▸ Provided records

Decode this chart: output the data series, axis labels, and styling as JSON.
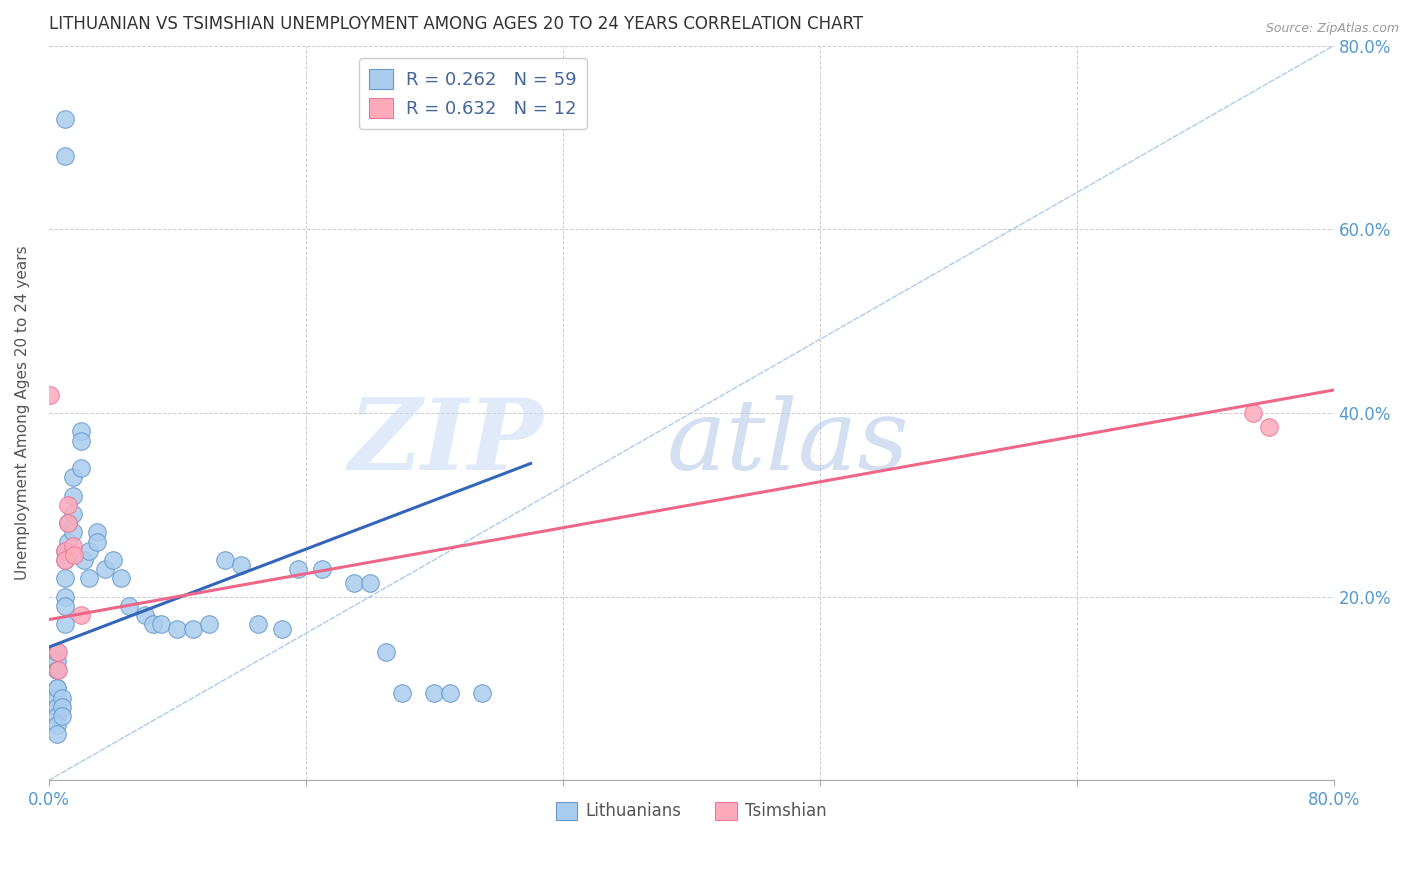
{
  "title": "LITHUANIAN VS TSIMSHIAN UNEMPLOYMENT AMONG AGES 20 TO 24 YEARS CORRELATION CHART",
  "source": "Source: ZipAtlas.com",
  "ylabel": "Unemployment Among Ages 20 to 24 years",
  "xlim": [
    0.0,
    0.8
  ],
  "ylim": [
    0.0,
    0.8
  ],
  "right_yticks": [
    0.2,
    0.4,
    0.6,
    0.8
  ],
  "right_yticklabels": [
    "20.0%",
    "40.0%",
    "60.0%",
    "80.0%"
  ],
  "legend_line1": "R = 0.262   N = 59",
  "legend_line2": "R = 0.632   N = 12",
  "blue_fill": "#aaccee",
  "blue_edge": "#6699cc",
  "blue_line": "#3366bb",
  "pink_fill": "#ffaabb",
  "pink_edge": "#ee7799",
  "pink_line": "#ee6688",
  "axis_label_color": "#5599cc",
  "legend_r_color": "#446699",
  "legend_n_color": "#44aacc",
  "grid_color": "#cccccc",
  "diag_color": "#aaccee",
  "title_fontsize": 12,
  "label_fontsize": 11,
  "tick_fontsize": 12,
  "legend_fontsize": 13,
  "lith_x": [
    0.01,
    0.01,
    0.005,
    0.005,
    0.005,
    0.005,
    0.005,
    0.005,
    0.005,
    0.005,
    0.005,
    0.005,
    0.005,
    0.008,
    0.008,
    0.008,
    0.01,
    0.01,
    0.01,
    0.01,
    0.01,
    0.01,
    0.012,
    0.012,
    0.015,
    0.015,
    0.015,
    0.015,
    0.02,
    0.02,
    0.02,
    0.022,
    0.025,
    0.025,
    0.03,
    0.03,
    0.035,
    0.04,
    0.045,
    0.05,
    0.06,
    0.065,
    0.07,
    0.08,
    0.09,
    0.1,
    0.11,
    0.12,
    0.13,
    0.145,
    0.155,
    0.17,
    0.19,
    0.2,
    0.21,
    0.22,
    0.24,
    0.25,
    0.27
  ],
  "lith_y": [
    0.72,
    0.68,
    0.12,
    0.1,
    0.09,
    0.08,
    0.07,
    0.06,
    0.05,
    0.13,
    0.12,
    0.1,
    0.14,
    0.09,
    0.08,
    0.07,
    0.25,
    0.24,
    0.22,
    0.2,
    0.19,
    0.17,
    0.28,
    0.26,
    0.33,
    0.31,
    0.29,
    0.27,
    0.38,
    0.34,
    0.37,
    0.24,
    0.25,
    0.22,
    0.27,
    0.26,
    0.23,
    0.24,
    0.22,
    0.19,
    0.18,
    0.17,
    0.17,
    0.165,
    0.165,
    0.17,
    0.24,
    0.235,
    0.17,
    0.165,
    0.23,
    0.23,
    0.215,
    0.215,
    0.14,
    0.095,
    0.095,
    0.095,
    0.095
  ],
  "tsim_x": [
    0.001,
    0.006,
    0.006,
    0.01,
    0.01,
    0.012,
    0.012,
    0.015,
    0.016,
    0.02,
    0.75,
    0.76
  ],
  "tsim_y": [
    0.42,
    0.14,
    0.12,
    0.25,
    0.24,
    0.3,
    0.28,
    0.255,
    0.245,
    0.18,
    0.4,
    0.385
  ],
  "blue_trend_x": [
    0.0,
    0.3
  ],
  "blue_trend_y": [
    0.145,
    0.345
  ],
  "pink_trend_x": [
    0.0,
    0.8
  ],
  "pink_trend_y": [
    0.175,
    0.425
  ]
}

▸ Exercise goal
Print every entry exactly as written, without the pictures.

▸ Solution
Decode this chart: output the data series, axis labels, and styling as JSON.
{
  "title": "LITHUANIAN VS TSIMSHIAN UNEMPLOYMENT AMONG AGES 20 TO 24 YEARS CORRELATION CHART",
  "source": "Source: ZipAtlas.com",
  "ylabel": "Unemployment Among Ages 20 to 24 years",
  "xlim": [
    0.0,
    0.8
  ],
  "ylim": [
    0.0,
    0.8
  ],
  "right_yticks": [
    0.2,
    0.4,
    0.6,
    0.8
  ],
  "right_yticklabels": [
    "20.0%",
    "40.0%",
    "60.0%",
    "80.0%"
  ],
  "legend_line1": "R = 0.262   N = 59",
  "legend_line2": "R = 0.632   N = 12",
  "blue_fill": "#aaccee",
  "blue_edge": "#6699cc",
  "blue_line": "#3366bb",
  "pink_fill": "#ffaabb",
  "pink_edge": "#ee7799",
  "pink_line": "#ee6688",
  "axis_label_color": "#5599cc",
  "legend_r_color": "#446699",
  "legend_n_color": "#44aacc",
  "grid_color": "#cccccc",
  "diag_color": "#aaccee",
  "title_fontsize": 12,
  "label_fontsize": 11,
  "tick_fontsize": 12,
  "legend_fontsize": 13,
  "lith_x": [
    0.01,
    0.01,
    0.005,
    0.005,
    0.005,
    0.005,
    0.005,
    0.005,
    0.005,
    0.005,
    0.005,
    0.005,
    0.005,
    0.008,
    0.008,
    0.008,
    0.01,
    0.01,
    0.01,
    0.01,
    0.01,
    0.01,
    0.012,
    0.012,
    0.015,
    0.015,
    0.015,
    0.015,
    0.02,
    0.02,
    0.02,
    0.022,
    0.025,
    0.025,
    0.03,
    0.03,
    0.035,
    0.04,
    0.045,
    0.05,
    0.06,
    0.065,
    0.07,
    0.08,
    0.09,
    0.1,
    0.11,
    0.12,
    0.13,
    0.145,
    0.155,
    0.17,
    0.19,
    0.2,
    0.21,
    0.22,
    0.24,
    0.25,
    0.27
  ],
  "lith_y": [
    0.72,
    0.68,
    0.12,
    0.1,
    0.09,
    0.08,
    0.07,
    0.06,
    0.05,
    0.13,
    0.12,
    0.1,
    0.14,
    0.09,
    0.08,
    0.07,
    0.25,
    0.24,
    0.22,
    0.2,
    0.19,
    0.17,
    0.28,
    0.26,
    0.33,
    0.31,
    0.29,
    0.27,
    0.38,
    0.34,
    0.37,
    0.24,
    0.25,
    0.22,
    0.27,
    0.26,
    0.23,
    0.24,
    0.22,
    0.19,
    0.18,
    0.17,
    0.17,
    0.165,
    0.165,
    0.17,
    0.24,
    0.235,
    0.17,
    0.165,
    0.23,
    0.23,
    0.215,
    0.215,
    0.14,
    0.095,
    0.095,
    0.095,
    0.095
  ],
  "tsim_x": [
    0.001,
    0.006,
    0.006,
    0.01,
    0.01,
    0.012,
    0.012,
    0.015,
    0.016,
    0.02,
    0.75,
    0.76
  ],
  "tsim_y": [
    0.42,
    0.14,
    0.12,
    0.25,
    0.24,
    0.3,
    0.28,
    0.255,
    0.245,
    0.18,
    0.4,
    0.385
  ],
  "blue_trend_x": [
    0.0,
    0.3
  ],
  "blue_trend_y": [
    0.145,
    0.345
  ],
  "pink_trend_x": [
    0.0,
    0.8
  ],
  "pink_trend_y": [
    0.175,
    0.425
  ]
}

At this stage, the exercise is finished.